Stored data entries:
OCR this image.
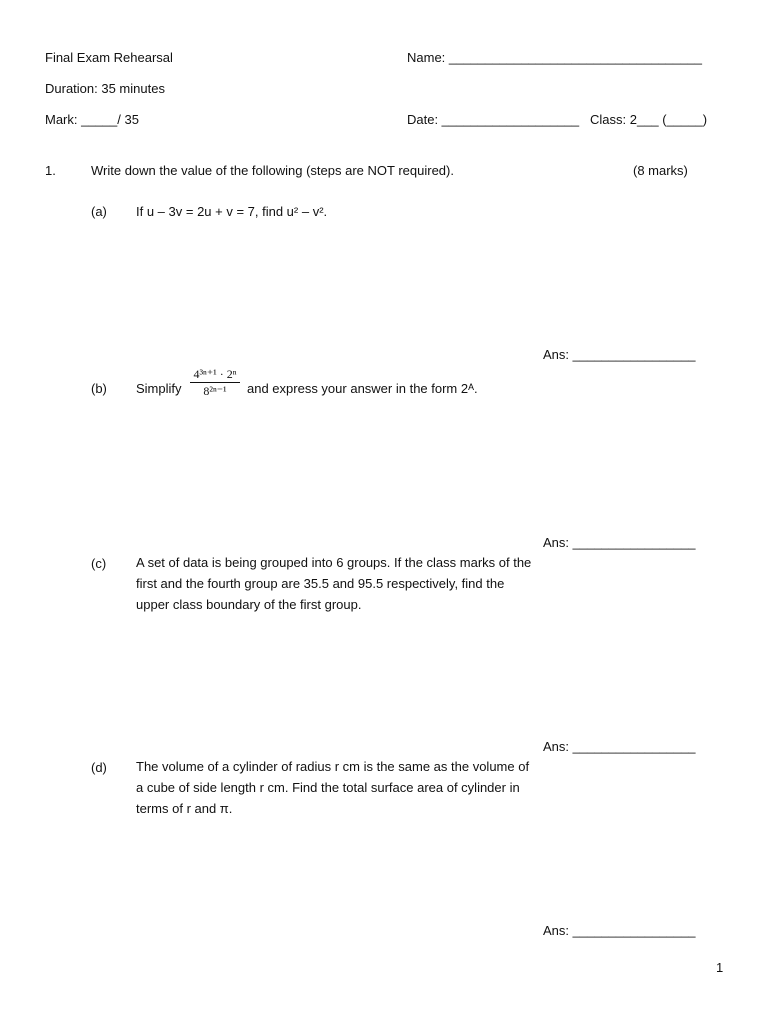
Final Exam Rehearsal
Duration: 35 minutes
Mark: _____/ 35
Name: ___________________________________
Date: ___________________ Class: 2___ (_____)
1.	Write down the value of the following (steps are NOT required).	(8 marks)
(a) If u – 3v = 2u + v = 7, find u² – v².
Ans: _________________
(b) Simplify
4³ⁿ⁺¹ · 2ⁿ
8²ⁿ⁻¹	and express your answer in the form 2ᴬ.
Ans: _________________
(c) A set of data is being grouped into 6 groups. If the class marks of the first and the fourth group are 35.5 and 95.5 respectively, find the upper class boundary of the first group.
Ans: _________________
(d) The volume of a cylinder of radius r cm is the same as the volume of a cube of side length r cm. Find the total surface area of cylinder in terms of r and π.
Ans: _________________
1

Task prompt.
Repeat each entry exactly as it appears; skip any picture.

Reply.
OCR this image.
Final Exam Rehearsal
Duration: 35 minutes
Mark: _____/ 35
Name: ___________________________________
Date: ___________________ Class: 2___ (_____)
1.	Write down the value of the following (steps are NOT required).	(8 marks)
(a) If u – 3v = 2u + v = 7, find u² – v².
Ans: _________________
(b) Simplify
4³ⁿ⁺¹ · 2ⁿ
8²ⁿ⁻¹	and express your answer in the form 2ᴬ.
Ans: _________________
(c) A set of data is being grouped into 6 groups. If the class marks of the first and the fourth group are 35.5 and 95.5 respectively, find the upper class boundary of the first group.
Ans: _________________
(d) The volume of a cylinder of radius r cm is the same as the volume of a cube of side length r cm. Find the total surface area of cylinder in terms of r and π.
Ans: _________________
1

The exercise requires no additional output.